- AIM OF THE TASK
Copy out every line exactly, passing over the pictures.

- DATA ROWS
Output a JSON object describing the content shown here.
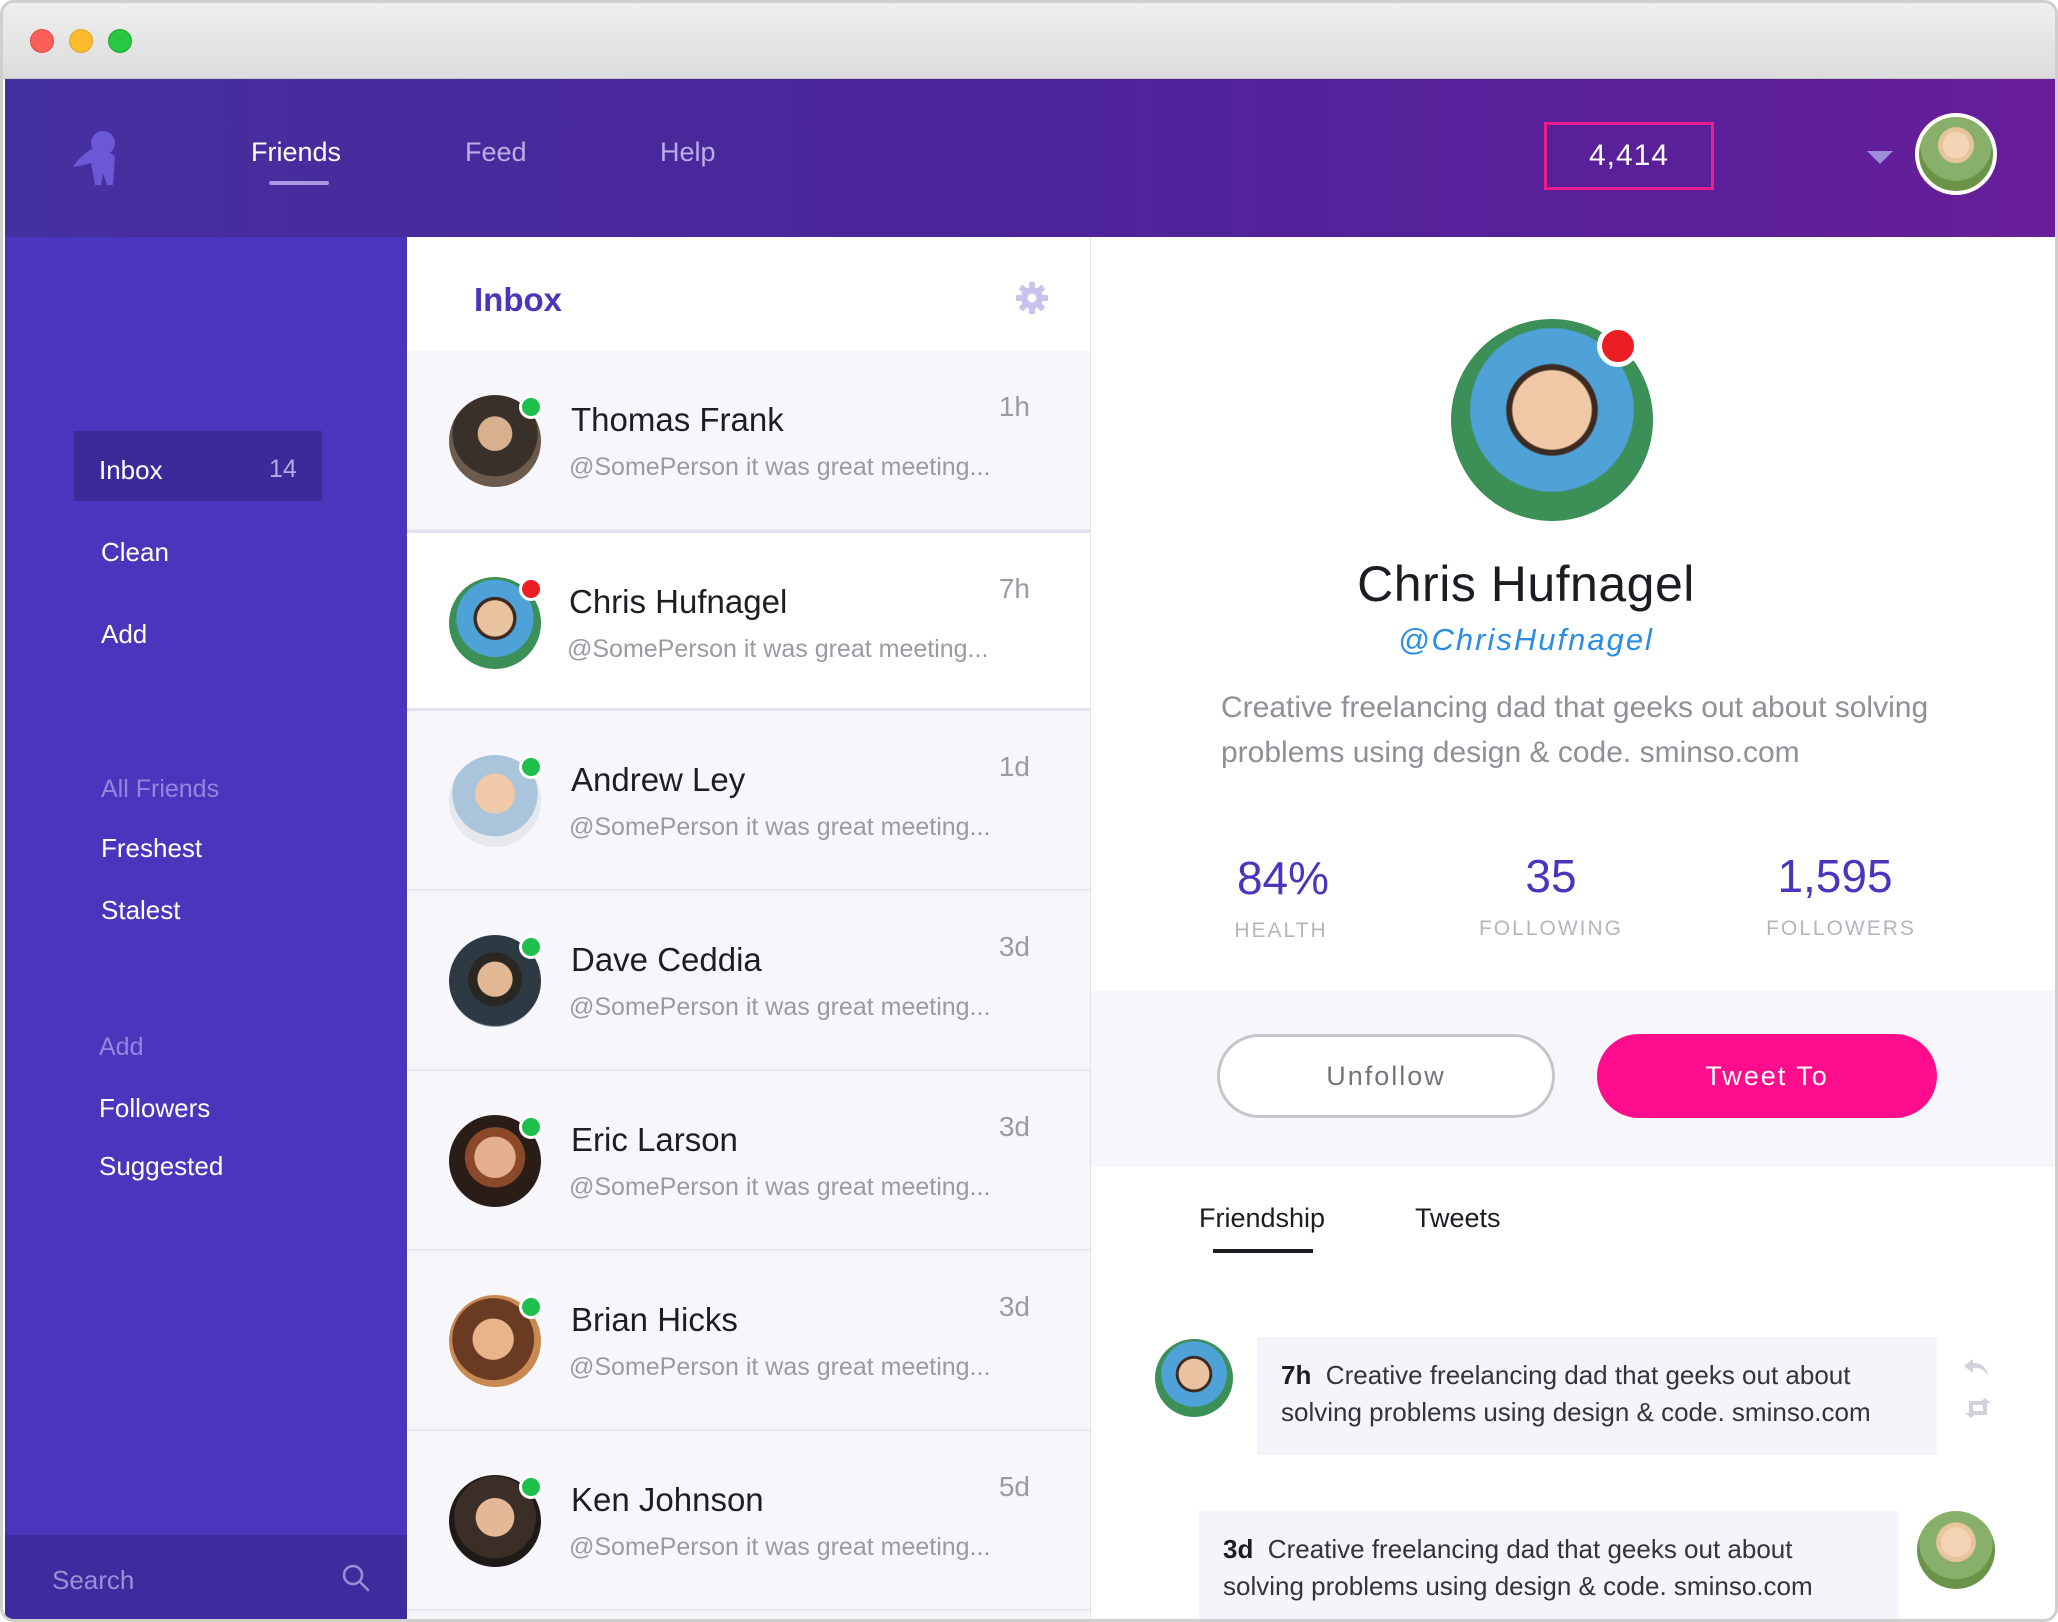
{
  "window": {
    "controls": [
      "close",
      "minimize",
      "zoom"
    ]
  },
  "header": {
    "nav": [
      {
        "label": "Friends",
        "active": true
      },
      {
        "label": "Feed",
        "active": false
      },
      {
        "label": "Help",
        "active": false
      }
    ],
    "counter": "4,414",
    "logo_icon": "mascot-logo-icon",
    "accent": "#4a35bd",
    "highlight": "#ec1e8a"
  },
  "sidebar": {
    "items": [
      {
        "label": "Inbox",
        "count": "14",
        "active": true
      },
      {
        "label": "Clean"
      },
      {
        "label": "Add"
      }
    ],
    "sections": [
      {
        "heading": "All Friends",
        "items": [
          "Freshest",
          "Stalest"
        ]
      },
      {
        "heading": "Add",
        "items": [
          "Followers",
          "Suggested"
        ]
      }
    ],
    "search": {
      "placeholder": "Search",
      "icon": "search-icon"
    }
  },
  "inbox": {
    "title": "Inbox",
    "settings_icon": "gear-icon",
    "rows": [
      {
        "name": "Thomas Frank",
        "message": "@SomePerson it was great meeting...",
        "time": "1h",
        "status": "online"
      },
      {
        "name": "Chris Hufnagel",
        "message": "@SomePerson it was great meeting...",
        "time": "7h",
        "status": "alert",
        "selected": true
      },
      {
        "name": "Andrew Ley",
        "message": "@SomePerson it was great meeting...",
        "time": "1d",
        "status": "online"
      },
      {
        "name": "Dave Ceddia",
        "message": "@SomePerson it was great meeting...",
        "time": "3d",
        "status": "online"
      },
      {
        "name": "Eric Larson",
        "message": "@SomePerson it was great meeting...",
        "time": "3d",
        "status": "online"
      },
      {
        "name": "Brian Hicks",
        "message": "@SomePerson it was great meeting...",
        "time": "3d",
        "status": "online"
      },
      {
        "name": "Ken Johnson",
        "message": "@SomePerson it was great meeting...",
        "time": "5d",
        "status": "online"
      }
    ]
  },
  "profile": {
    "name": "Chris Hufnagel",
    "handle": "@ChrisHufnagel",
    "bio": "Creative freelancing dad that geeks out about solving problems using design & code. sminso.com",
    "stats": [
      {
        "value": "84%",
        "label": "HEALTH"
      },
      {
        "value": "35",
        "label": "FOLLOWING"
      },
      {
        "value": "1,595",
        "label": "FOLLOWERS"
      }
    ],
    "actions": {
      "unfollow": "Unfollow",
      "tweet": "Tweet To"
    },
    "tabs": [
      {
        "label": "Friendship",
        "active": true
      },
      {
        "label": "Tweets",
        "active": false
      }
    ],
    "feed": [
      {
        "time": "7h",
        "text": "Creative freelancing dad that geeks out about solving problems using design & code. sminso.com"
      },
      {
        "time": "3d",
        "text": "Creative freelancing dad that geeks out about solving problems using design & code. sminso.com"
      }
    ]
  }
}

- RESULT OF THIS EXERCISE
Output a JSON object describing the content shown here.
{
  "window": {
    "controls": [
      "close",
      "minimize",
      "zoom"
    ]
  },
  "header": {
    "nav": [
      {
        "label": "Friends",
        "active": true
      },
      {
        "label": "Feed",
        "active": false
      },
      {
        "label": "Help",
        "active": false
      }
    ],
    "counter": "4,414",
    "logo_icon": "mascot-logo-icon",
    "accent": "#4a35bd",
    "highlight": "#ec1e8a"
  },
  "sidebar": {
    "items": [
      {
        "label": "Inbox",
        "count": "14",
        "active": true
      },
      {
        "label": "Clean"
      },
      {
        "label": "Add"
      }
    ],
    "sections": [
      {
        "heading": "All Friends",
        "items": [
          "Freshest",
          "Stalest"
        ]
      },
      {
        "heading": "Add",
        "items": [
          "Followers",
          "Suggested"
        ]
      }
    ],
    "search": {
      "placeholder": "Search",
      "icon": "search-icon"
    }
  },
  "inbox": {
    "title": "Inbox",
    "settings_icon": "gear-icon",
    "rows": [
      {
        "name": "Thomas Frank",
        "message": "@SomePerson it was great meeting...",
        "time": "1h",
        "status": "online"
      },
      {
        "name": "Chris Hufnagel",
        "message": "@SomePerson it was great meeting...",
        "time": "7h",
        "status": "alert",
        "selected": true
      },
      {
        "name": "Andrew Ley",
        "message": "@SomePerson it was great meeting...",
        "time": "1d",
        "status": "online"
      },
      {
        "name": "Dave Ceddia",
        "message": "@SomePerson it was great meeting...",
        "time": "3d",
        "status": "online"
      },
      {
        "name": "Eric Larson",
        "message": "@SomePerson it was great meeting...",
        "time": "3d",
        "status": "online"
      },
      {
        "name": "Brian Hicks",
        "message": "@SomePerson it was great meeting...",
        "time": "3d",
        "status": "online"
      },
      {
        "name": "Ken Johnson",
        "message": "@SomePerson it was great meeting...",
        "time": "5d",
        "status": "online"
      }
    ]
  },
  "profile": {
    "name": "Chris Hufnagel",
    "handle": "@ChrisHufnagel",
    "bio": "Creative freelancing dad that geeks out about solving problems using design & code. sminso.com",
    "stats": [
      {
        "value": "84%",
        "label": "HEALTH"
      },
      {
        "value": "35",
        "label": "FOLLOWING"
      },
      {
        "value": "1,595",
        "label": "FOLLOWERS"
      }
    ],
    "actions": {
      "unfollow": "Unfollow",
      "tweet": "Tweet To"
    },
    "tabs": [
      {
        "label": "Friendship",
        "active": true
      },
      {
        "label": "Tweets",
        "active": false
      }
    ],
    "feed": [
      {
        "time": "7h",
        "text": "Creative freelancing dad that geeks out about solving problems using design & code. sminso.com"
      },
      {
        "time": "3d",
        "text": "Creative freelancing dad that geeks out about solving problems using design & code. sminso.com"
      }
    ]
  }
}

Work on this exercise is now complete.